==== DATA SUPPLIED ====
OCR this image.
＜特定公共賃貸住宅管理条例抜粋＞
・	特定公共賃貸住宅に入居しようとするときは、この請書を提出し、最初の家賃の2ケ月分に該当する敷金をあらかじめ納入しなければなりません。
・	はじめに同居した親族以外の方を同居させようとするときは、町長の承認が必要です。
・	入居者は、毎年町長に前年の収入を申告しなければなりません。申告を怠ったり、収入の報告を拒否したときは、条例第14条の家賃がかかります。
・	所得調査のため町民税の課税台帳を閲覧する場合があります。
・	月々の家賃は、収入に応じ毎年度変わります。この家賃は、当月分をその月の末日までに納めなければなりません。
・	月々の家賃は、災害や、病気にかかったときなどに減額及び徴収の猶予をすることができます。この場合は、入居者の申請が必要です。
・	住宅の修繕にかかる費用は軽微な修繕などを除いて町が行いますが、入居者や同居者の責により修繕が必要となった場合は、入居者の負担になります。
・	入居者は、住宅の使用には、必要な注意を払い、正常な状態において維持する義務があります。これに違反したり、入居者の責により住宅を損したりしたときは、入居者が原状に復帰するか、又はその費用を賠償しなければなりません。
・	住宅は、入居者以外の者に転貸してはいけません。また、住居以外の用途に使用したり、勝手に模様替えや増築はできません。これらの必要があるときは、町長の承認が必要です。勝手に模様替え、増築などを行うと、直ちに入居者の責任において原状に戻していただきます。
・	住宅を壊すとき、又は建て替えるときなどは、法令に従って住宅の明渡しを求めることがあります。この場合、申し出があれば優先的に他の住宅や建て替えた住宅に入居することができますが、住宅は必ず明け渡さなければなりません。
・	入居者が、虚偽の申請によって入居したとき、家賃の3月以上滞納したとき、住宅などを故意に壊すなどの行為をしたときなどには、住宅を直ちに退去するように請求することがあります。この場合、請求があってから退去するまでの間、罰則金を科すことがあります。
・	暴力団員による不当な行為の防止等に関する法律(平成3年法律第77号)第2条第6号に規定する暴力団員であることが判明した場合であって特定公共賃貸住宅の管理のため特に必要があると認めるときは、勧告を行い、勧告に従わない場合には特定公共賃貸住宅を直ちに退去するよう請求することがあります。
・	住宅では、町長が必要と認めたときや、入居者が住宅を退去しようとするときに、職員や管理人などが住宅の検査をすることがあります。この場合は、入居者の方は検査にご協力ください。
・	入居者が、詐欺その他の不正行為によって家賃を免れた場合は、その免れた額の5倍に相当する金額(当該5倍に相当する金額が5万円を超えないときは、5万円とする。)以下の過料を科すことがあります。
====
==== DATA SUPPLIED ====
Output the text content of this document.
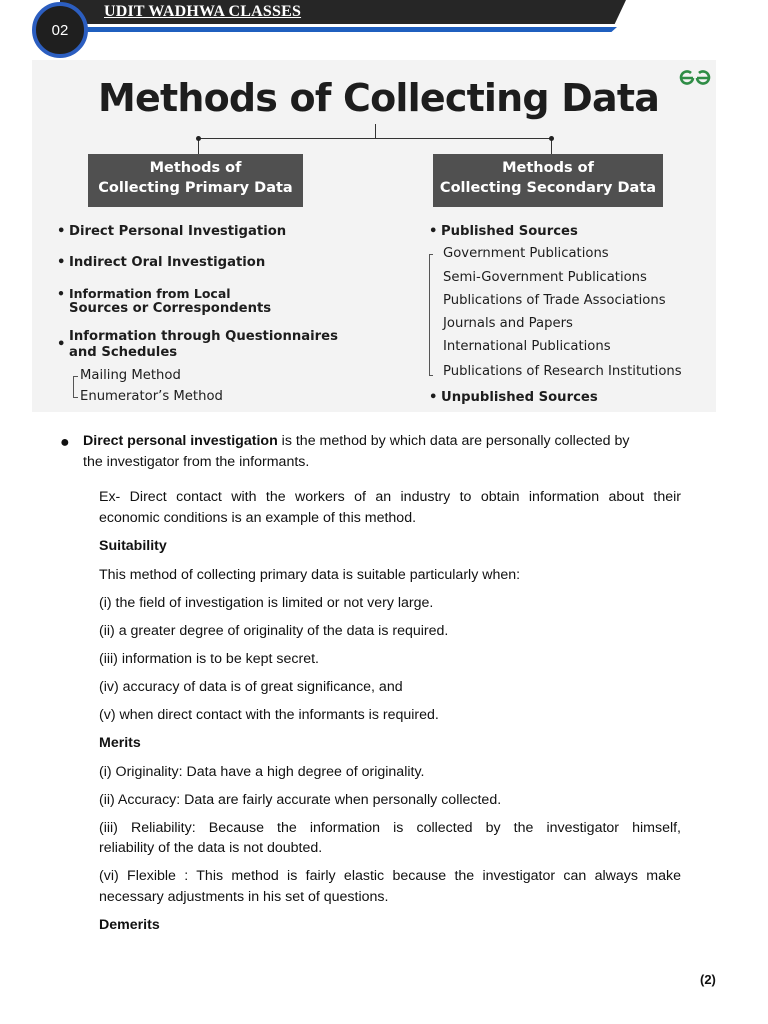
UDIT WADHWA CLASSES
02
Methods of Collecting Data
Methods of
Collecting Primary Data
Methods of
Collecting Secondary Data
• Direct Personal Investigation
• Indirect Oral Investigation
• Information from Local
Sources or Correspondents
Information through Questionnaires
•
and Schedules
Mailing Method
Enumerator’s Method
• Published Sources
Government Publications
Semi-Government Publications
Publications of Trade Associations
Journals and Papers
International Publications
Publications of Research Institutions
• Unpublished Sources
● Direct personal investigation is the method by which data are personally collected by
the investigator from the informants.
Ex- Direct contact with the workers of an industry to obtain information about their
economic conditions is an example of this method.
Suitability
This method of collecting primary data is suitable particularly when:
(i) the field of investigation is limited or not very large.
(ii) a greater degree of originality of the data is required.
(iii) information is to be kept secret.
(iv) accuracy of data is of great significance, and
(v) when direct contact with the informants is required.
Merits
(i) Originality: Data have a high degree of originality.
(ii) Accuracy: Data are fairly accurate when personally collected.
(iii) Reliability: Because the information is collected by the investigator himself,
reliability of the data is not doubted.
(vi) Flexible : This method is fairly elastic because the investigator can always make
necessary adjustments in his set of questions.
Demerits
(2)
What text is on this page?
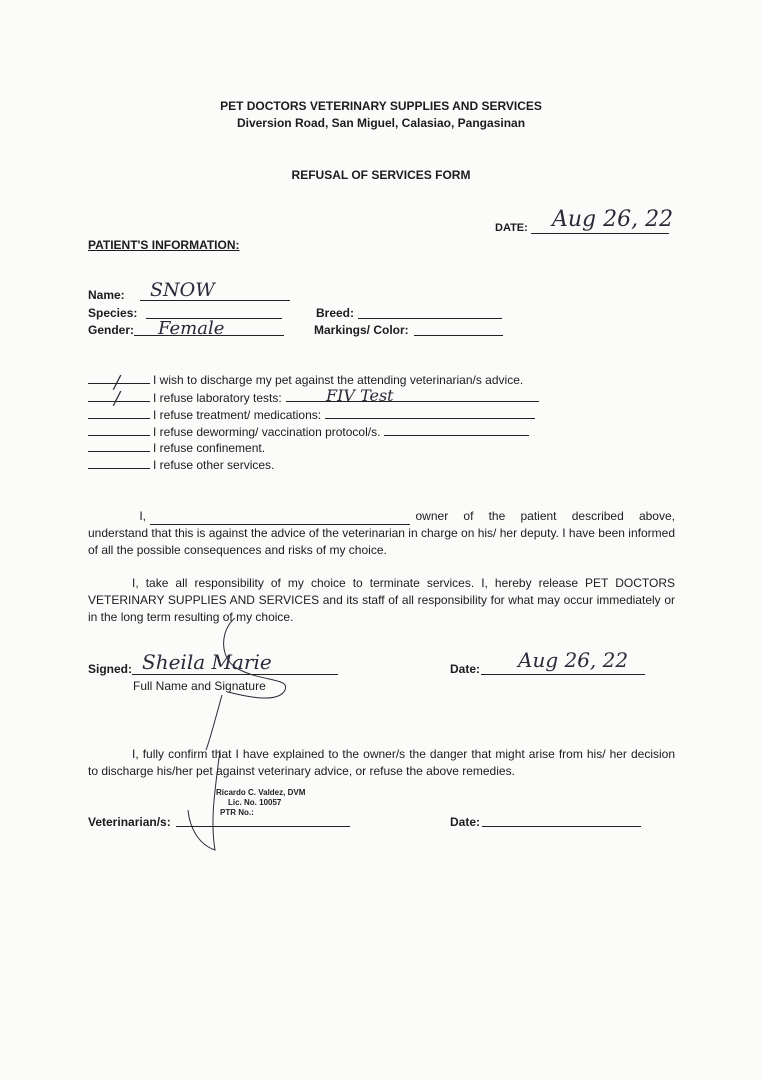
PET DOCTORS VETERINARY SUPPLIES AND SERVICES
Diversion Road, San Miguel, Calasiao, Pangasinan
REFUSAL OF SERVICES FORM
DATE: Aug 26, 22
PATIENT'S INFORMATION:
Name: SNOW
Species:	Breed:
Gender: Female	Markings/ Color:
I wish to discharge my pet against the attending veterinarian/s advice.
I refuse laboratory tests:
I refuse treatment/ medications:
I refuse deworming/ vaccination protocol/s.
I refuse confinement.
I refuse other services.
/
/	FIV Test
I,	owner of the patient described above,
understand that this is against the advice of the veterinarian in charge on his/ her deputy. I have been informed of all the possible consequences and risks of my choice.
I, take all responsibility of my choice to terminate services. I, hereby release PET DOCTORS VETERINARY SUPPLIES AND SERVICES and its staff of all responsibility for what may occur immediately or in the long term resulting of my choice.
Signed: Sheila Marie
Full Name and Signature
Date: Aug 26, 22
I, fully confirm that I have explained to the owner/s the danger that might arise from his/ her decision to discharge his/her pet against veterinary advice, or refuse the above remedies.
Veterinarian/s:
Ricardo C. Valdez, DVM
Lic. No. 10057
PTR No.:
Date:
====
==== DATA SUPPLIED ====
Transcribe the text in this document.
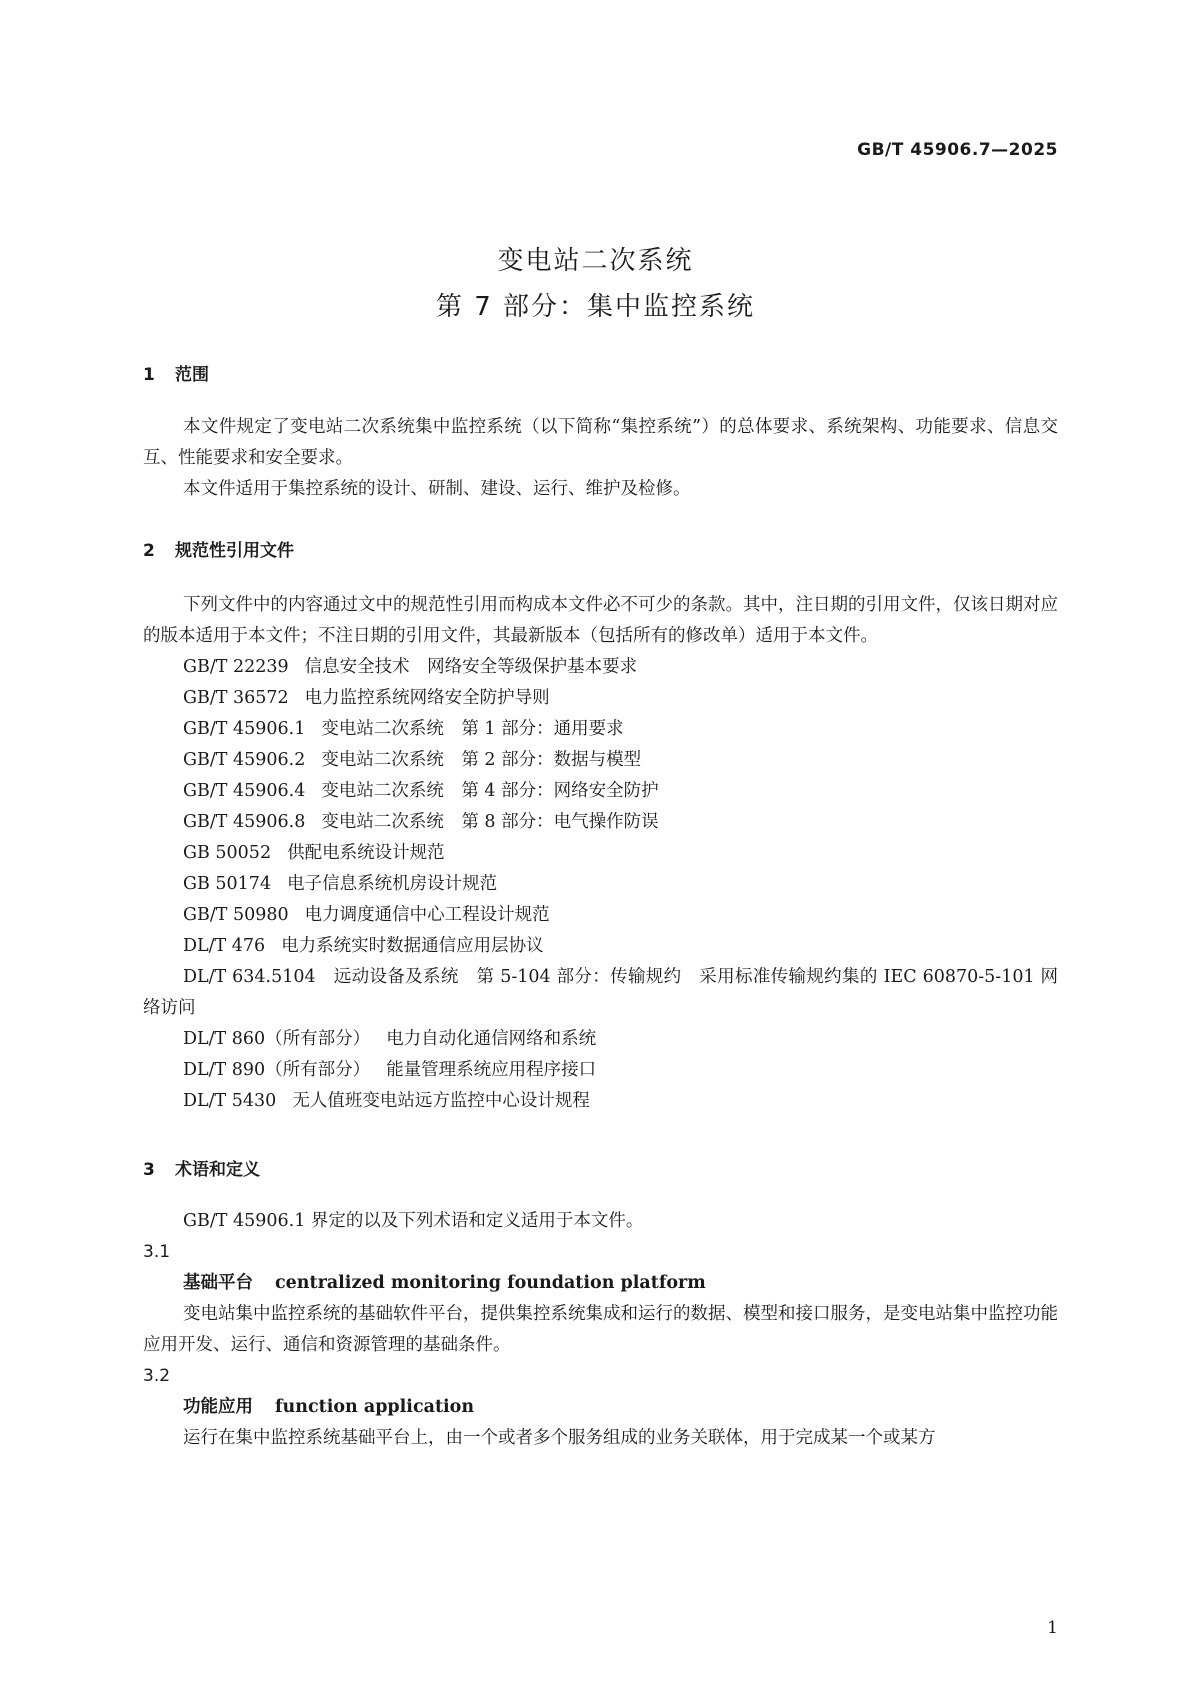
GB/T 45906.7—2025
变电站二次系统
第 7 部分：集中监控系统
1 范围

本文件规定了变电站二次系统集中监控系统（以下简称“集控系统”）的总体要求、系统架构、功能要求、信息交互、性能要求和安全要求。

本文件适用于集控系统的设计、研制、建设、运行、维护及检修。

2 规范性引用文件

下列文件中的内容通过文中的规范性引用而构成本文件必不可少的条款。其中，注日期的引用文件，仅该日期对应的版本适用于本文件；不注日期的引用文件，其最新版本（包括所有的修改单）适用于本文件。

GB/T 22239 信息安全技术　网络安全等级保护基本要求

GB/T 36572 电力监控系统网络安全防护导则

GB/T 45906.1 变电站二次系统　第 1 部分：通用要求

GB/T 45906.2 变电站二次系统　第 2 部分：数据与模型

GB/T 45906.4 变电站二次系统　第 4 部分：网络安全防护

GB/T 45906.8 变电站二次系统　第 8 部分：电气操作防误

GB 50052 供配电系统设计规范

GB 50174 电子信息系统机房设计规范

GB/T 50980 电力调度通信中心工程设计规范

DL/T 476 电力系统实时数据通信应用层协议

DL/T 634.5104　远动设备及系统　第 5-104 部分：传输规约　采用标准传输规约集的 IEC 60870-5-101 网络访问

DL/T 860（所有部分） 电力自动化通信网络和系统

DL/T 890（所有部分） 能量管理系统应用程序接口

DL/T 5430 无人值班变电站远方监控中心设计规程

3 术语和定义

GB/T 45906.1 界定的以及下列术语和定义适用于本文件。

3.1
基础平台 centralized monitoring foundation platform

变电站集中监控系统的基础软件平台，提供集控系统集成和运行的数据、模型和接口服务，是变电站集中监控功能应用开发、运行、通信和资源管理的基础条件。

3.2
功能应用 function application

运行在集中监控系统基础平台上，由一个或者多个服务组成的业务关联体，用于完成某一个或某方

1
====
**WHAT TO PRODUCE:** Select every line in the material above where the string "from" occurs, and copy it.

**COMPLETED EXERCISE:**
• Information from Local
the investigator from the informants.
I, fully confirm that I have explained to the owner/s the danger that might arise from his/ her decision to discharge his/her pet against veterinary advice, or refuse the above remedies.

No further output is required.